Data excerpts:
■ ■ ■ ■ ■
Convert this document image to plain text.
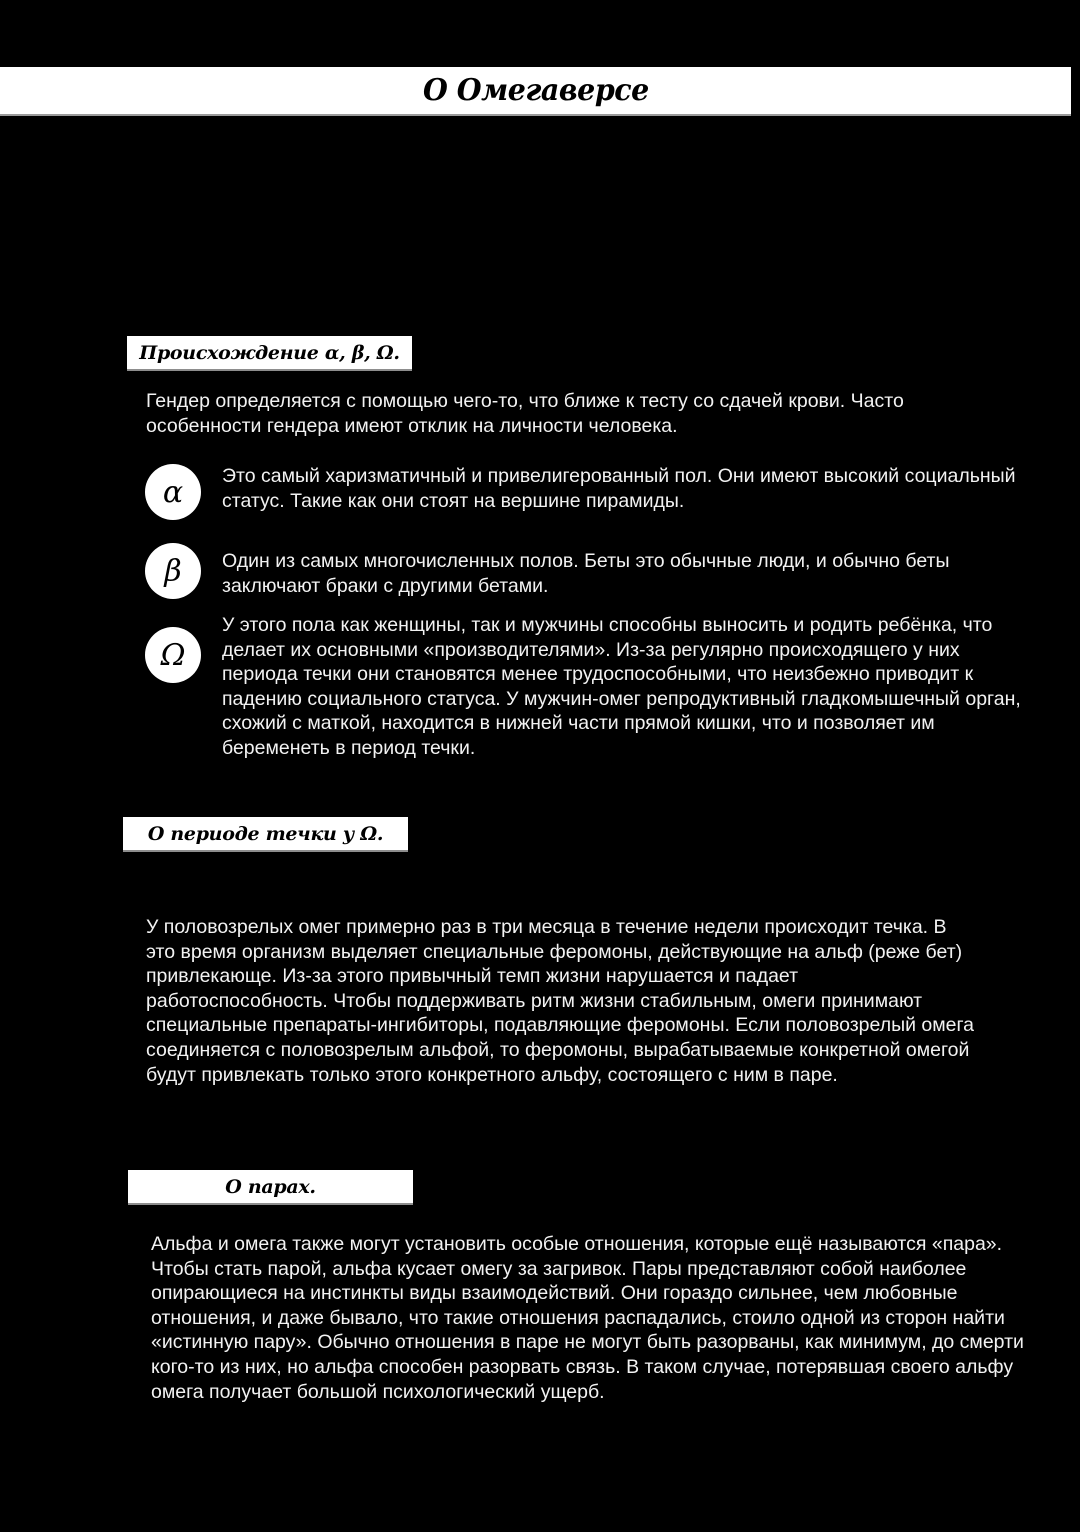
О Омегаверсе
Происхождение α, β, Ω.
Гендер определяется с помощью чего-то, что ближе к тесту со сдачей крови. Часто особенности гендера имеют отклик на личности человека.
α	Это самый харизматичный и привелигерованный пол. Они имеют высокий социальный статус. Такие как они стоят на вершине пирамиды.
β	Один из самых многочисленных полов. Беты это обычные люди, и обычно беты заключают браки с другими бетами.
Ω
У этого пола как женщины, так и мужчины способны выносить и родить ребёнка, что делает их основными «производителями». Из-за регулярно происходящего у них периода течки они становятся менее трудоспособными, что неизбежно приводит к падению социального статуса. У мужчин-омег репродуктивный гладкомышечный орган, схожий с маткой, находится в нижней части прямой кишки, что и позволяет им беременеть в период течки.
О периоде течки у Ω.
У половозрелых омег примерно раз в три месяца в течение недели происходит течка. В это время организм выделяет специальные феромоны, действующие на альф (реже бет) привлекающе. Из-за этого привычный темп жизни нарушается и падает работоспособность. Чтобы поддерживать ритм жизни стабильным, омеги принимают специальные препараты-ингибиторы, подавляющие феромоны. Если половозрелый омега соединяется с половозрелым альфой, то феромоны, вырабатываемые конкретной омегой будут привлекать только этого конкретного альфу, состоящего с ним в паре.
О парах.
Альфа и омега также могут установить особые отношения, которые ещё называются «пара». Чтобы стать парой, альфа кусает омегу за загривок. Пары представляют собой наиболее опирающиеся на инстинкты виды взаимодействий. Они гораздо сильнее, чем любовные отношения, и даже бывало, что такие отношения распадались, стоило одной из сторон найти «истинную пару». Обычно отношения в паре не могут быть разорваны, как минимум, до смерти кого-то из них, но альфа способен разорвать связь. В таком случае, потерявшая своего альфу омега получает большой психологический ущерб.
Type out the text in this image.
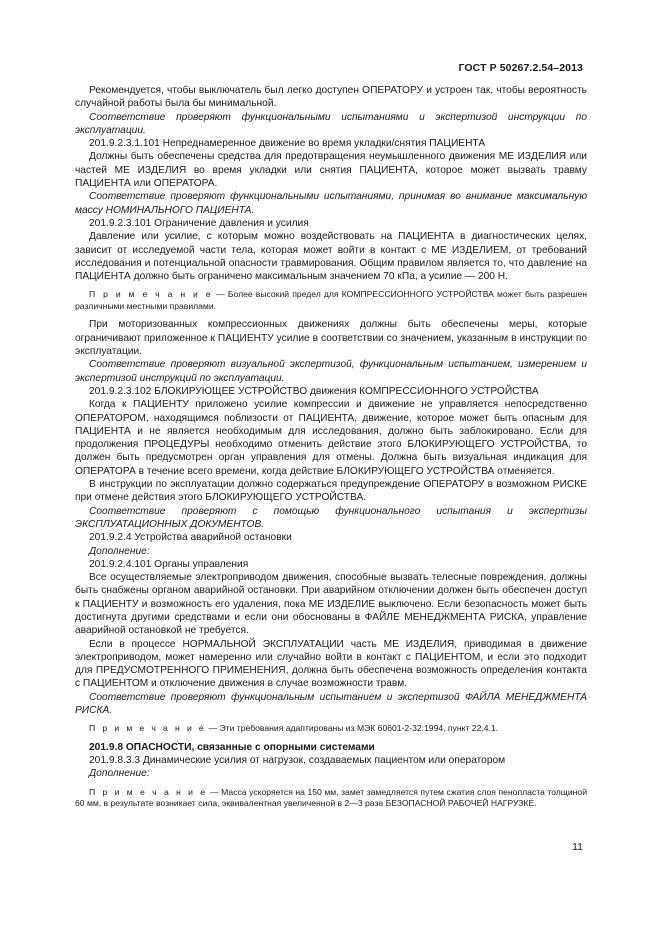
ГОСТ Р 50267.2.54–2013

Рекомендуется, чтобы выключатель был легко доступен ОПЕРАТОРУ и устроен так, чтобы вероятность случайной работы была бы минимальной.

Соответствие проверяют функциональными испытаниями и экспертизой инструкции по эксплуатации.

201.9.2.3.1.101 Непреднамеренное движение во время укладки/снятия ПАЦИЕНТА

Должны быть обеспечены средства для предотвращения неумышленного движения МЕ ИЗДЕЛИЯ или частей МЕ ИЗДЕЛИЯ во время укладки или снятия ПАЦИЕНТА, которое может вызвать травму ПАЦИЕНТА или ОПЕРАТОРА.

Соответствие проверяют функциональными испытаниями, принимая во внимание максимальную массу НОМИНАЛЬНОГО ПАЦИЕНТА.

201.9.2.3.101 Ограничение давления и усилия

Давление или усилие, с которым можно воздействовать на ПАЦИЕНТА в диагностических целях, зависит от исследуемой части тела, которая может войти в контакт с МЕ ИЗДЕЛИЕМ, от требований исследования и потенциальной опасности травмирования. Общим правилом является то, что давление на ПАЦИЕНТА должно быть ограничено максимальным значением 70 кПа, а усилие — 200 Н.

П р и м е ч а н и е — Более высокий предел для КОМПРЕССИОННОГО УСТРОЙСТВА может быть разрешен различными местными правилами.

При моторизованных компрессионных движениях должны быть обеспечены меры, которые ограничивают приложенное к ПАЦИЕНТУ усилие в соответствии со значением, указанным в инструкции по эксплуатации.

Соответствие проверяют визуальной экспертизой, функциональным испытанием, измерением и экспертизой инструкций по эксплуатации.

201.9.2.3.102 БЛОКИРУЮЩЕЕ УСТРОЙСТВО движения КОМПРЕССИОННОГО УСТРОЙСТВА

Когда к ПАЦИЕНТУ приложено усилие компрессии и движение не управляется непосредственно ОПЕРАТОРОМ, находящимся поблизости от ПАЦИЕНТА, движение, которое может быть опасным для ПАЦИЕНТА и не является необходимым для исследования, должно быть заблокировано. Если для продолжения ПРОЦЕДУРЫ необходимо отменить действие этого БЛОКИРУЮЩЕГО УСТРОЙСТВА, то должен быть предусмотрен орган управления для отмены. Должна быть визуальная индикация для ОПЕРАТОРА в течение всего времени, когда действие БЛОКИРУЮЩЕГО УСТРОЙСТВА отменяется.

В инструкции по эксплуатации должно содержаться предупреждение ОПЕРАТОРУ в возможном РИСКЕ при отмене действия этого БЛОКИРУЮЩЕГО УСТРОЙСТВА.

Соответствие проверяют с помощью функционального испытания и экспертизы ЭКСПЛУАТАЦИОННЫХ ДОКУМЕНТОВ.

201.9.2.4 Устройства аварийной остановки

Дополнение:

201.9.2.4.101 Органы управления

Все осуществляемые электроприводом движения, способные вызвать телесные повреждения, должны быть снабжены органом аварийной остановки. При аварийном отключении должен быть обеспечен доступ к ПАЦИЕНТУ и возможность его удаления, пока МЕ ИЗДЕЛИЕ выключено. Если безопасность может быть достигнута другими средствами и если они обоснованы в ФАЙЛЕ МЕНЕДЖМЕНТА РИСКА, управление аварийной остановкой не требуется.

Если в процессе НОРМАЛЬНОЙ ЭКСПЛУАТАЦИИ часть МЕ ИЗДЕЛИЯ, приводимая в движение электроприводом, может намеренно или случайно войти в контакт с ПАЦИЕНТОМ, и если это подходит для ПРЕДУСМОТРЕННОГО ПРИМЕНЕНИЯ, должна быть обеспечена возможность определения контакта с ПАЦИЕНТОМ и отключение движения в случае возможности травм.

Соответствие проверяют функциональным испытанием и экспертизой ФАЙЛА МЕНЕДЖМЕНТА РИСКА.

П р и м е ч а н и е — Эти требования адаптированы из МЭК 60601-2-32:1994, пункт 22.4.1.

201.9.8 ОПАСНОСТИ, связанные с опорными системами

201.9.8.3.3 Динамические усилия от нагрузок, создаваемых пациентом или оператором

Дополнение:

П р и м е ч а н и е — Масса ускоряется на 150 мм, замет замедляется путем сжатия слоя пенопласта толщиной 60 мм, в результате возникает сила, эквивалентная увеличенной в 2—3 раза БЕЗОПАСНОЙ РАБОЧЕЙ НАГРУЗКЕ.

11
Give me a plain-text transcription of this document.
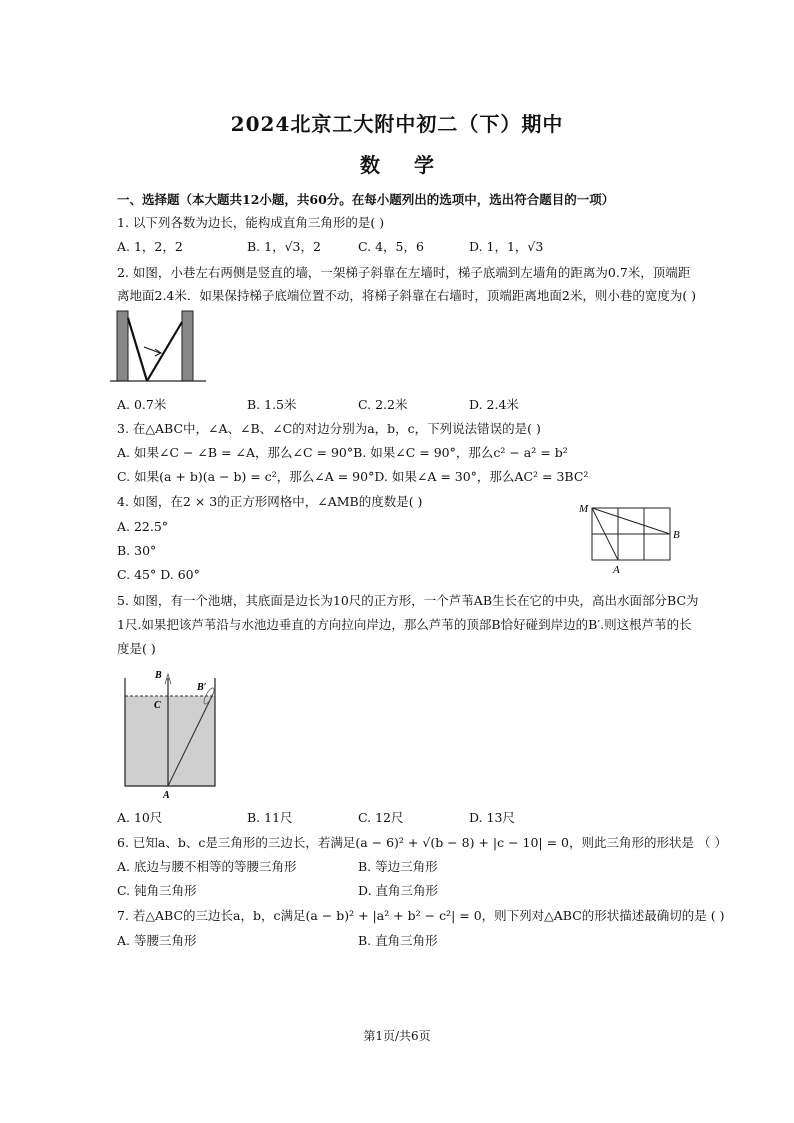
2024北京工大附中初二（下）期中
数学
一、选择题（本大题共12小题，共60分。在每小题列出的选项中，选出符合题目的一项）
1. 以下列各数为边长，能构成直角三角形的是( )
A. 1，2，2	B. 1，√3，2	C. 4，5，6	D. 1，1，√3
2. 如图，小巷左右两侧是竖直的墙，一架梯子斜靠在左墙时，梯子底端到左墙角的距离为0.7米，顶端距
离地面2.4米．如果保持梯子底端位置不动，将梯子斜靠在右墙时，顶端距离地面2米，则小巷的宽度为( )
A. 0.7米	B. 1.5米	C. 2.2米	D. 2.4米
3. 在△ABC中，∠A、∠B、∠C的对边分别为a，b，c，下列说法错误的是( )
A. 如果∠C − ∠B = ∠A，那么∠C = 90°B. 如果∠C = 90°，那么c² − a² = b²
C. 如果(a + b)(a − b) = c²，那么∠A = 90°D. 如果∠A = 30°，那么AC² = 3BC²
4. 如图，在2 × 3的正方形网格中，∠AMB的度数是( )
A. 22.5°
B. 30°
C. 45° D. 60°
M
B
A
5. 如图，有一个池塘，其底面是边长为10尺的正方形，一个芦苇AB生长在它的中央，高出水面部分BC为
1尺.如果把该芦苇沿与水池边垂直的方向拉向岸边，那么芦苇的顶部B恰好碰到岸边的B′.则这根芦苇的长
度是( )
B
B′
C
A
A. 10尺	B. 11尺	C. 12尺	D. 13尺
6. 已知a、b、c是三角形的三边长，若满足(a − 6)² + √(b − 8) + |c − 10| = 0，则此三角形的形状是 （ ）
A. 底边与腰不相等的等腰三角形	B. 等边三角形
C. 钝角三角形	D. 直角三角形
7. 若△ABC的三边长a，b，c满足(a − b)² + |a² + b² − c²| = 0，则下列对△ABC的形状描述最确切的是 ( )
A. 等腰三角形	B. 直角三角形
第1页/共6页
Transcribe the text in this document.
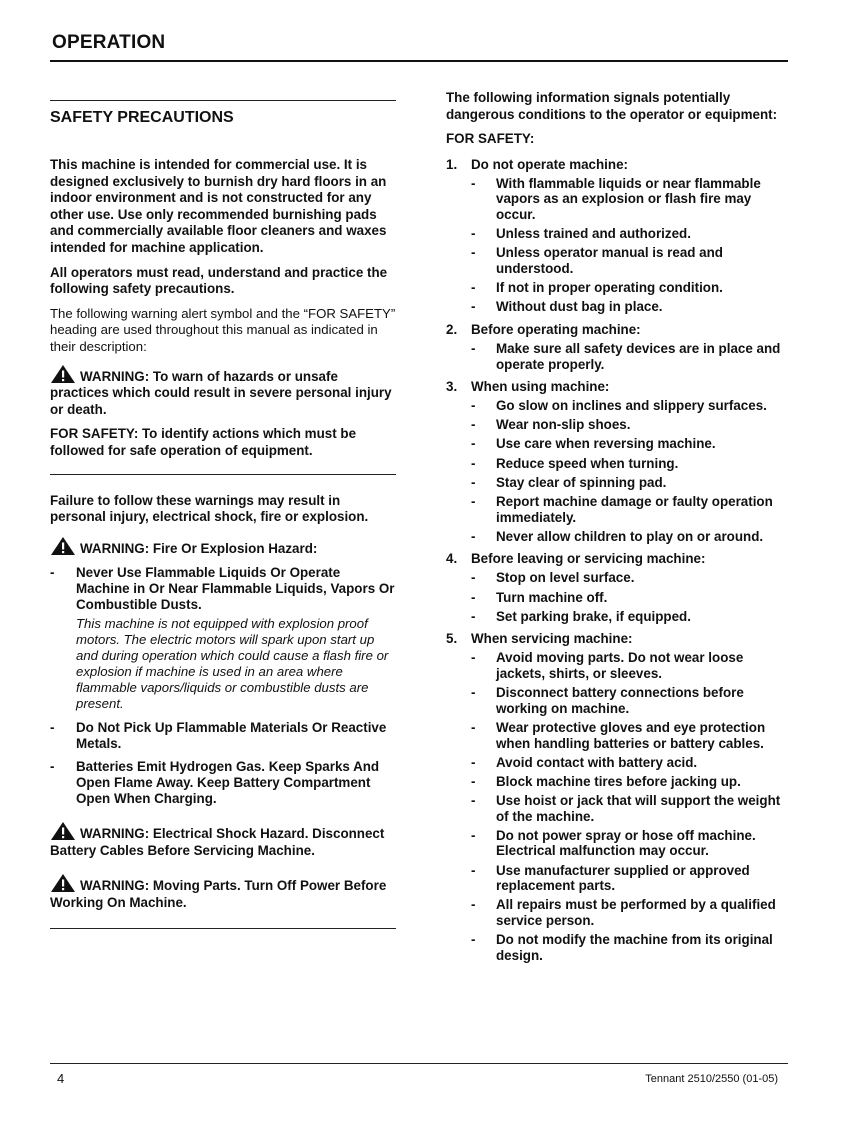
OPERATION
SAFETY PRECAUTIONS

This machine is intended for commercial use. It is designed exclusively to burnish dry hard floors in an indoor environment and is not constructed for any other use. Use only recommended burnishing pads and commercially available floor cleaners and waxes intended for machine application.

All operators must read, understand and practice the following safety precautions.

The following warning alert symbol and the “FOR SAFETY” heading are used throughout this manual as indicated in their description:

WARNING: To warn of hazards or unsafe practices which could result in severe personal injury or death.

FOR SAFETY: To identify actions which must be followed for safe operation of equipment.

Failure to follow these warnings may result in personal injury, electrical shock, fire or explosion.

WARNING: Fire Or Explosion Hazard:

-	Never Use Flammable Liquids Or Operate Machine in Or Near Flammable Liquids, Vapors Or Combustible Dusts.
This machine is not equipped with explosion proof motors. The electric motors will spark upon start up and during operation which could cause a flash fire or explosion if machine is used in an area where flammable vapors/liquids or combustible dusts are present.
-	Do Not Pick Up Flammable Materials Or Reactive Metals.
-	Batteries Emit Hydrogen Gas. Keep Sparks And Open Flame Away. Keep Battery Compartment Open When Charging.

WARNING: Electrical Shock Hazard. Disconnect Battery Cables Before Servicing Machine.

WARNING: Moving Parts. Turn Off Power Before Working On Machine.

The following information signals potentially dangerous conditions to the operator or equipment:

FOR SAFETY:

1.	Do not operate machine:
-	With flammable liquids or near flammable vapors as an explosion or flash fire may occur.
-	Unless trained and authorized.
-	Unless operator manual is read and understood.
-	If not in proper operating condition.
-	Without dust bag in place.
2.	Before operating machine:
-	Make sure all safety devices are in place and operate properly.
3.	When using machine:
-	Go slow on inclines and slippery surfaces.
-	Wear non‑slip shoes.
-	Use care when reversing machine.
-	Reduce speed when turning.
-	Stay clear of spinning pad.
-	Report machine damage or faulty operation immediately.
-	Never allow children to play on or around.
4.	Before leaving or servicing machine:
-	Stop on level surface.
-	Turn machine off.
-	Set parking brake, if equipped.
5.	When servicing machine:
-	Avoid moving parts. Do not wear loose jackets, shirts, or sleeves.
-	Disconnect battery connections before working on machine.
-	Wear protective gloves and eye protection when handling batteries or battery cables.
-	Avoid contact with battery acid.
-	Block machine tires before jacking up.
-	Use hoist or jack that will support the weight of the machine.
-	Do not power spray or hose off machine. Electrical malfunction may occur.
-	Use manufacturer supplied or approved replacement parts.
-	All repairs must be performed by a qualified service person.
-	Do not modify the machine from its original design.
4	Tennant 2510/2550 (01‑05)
■ ■ ■ ■ ■
TASK DETAILS
Search the lines for the word "text" and report how many contain it, by number only.

THE ANSWER
4